- [WORK TO COMPLETE]
Quote the records beneath, complete and exact. Leave out images.

• • •

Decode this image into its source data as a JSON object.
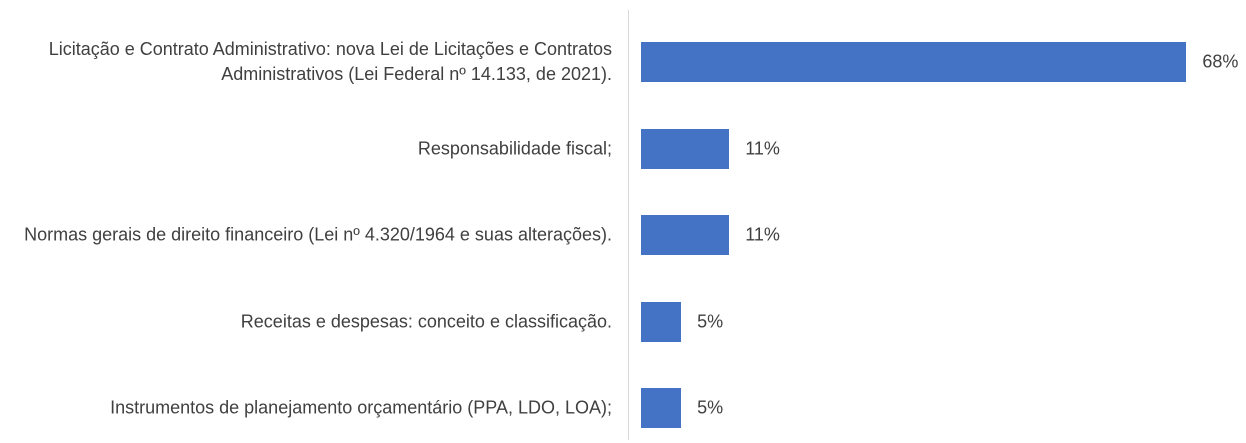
{
  "chart_data": {
    "type": "bar",
    "orientation": "horizontal",
    "categories": [
      "Licitação e Contrato Administrativo: nova Lei de Licitações e Contratos Administrativos (Lei Federal nº 14.133, de 2021).",
      "Responsabilidade fiscal;",
      "Normas gerais de direito financeiro (Lei nº 4.320/1964 e suas alterações).",
      "Receitas e despesas: conceito e classificação.",
      "Instrumentos de planejamento orçamentário (PPA, LDO, LOA);"
    ],
    "values": [
      68,
      11,
      11,
      5,
      5
    ],
    "value_labels": [
      "68%",
      "11%",
      "11%",
      "5%",
      "5%"
    ],
    "color": "#4472c4"
  }
}
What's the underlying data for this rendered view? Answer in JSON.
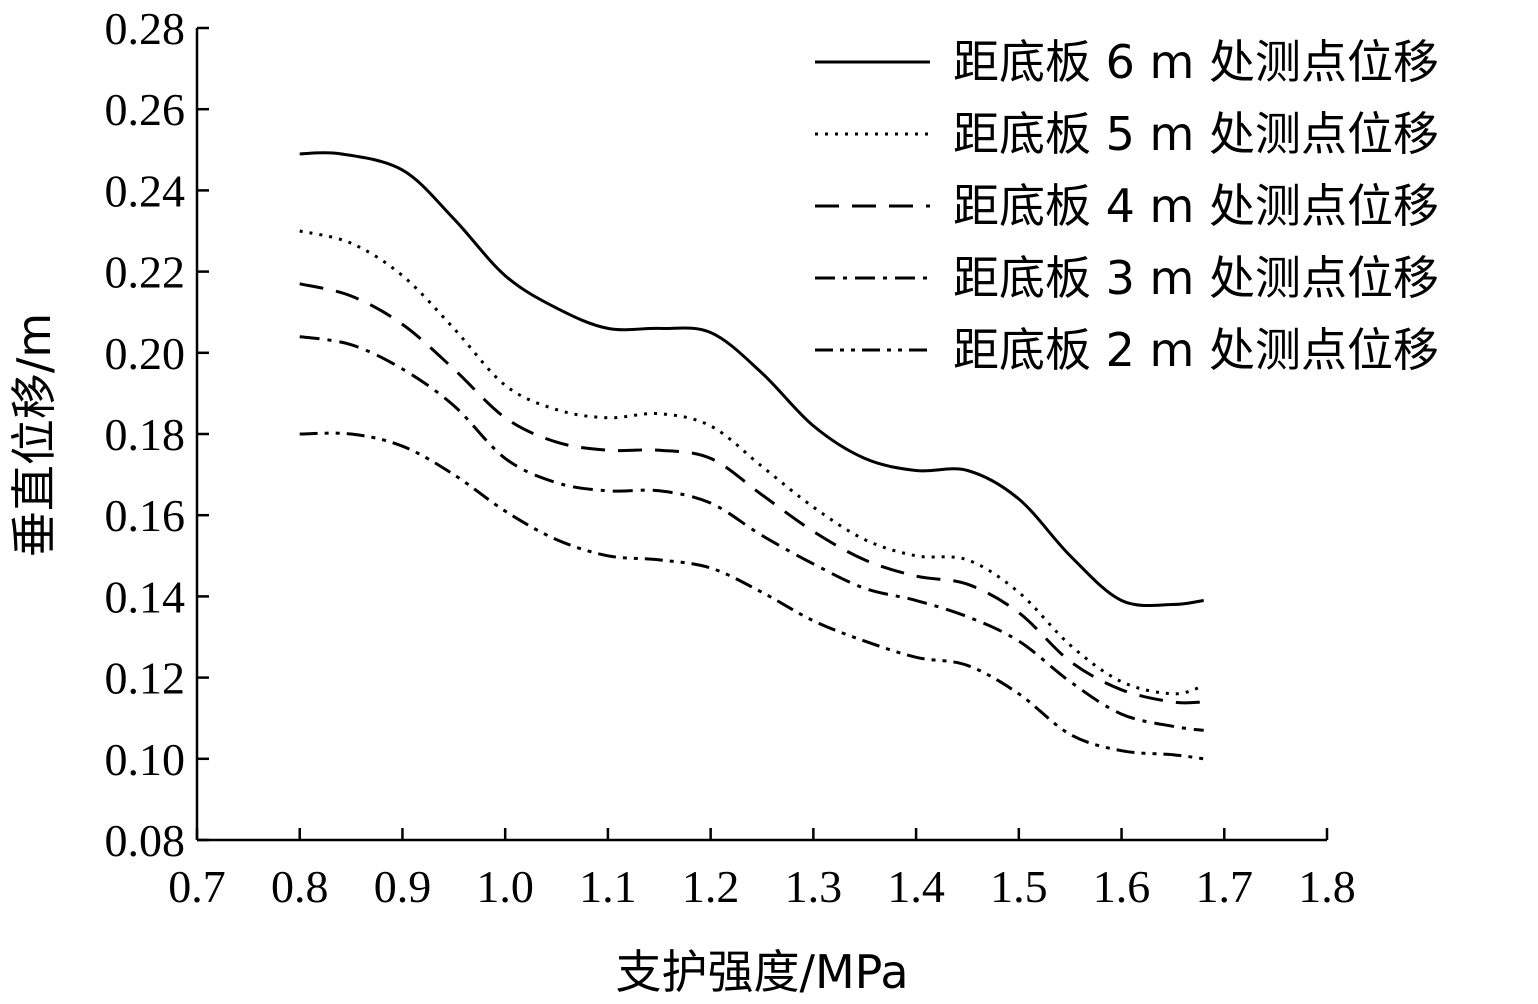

• • •

- [FINAL ANSWER]
Decode this image into its source data as a JSON object.
{
  "chart_data": {
    "type": "bar",
    "orientation": "horizontal",
    "categories": [
      "Licitação e Contrato Administrativo: nova Lei de Licitações e Contratos Administrativos (Lei Federal nº 14.133, de 2021).",
      "Responsabilidade fiscal;",
      "Normas gerais de direito financeiro (Lei nº 4.320/1964 e suas alterações).",
      "Receitas e despesas: conceito e classificação.",
      "Instrumentos de planejamento orçamentário (PPA, LDO, LOA);"
    ],
    "values": [
      68,
      11,
      11,
      5,
      5
    ],
    "value_labels": [
      "68%",
      "11%",
      "11%",
      "5%",
      "5%"
    ],
    "color": "#4472c4"
  }
}
What's the underlying data for this rendered view? Answer in JSON.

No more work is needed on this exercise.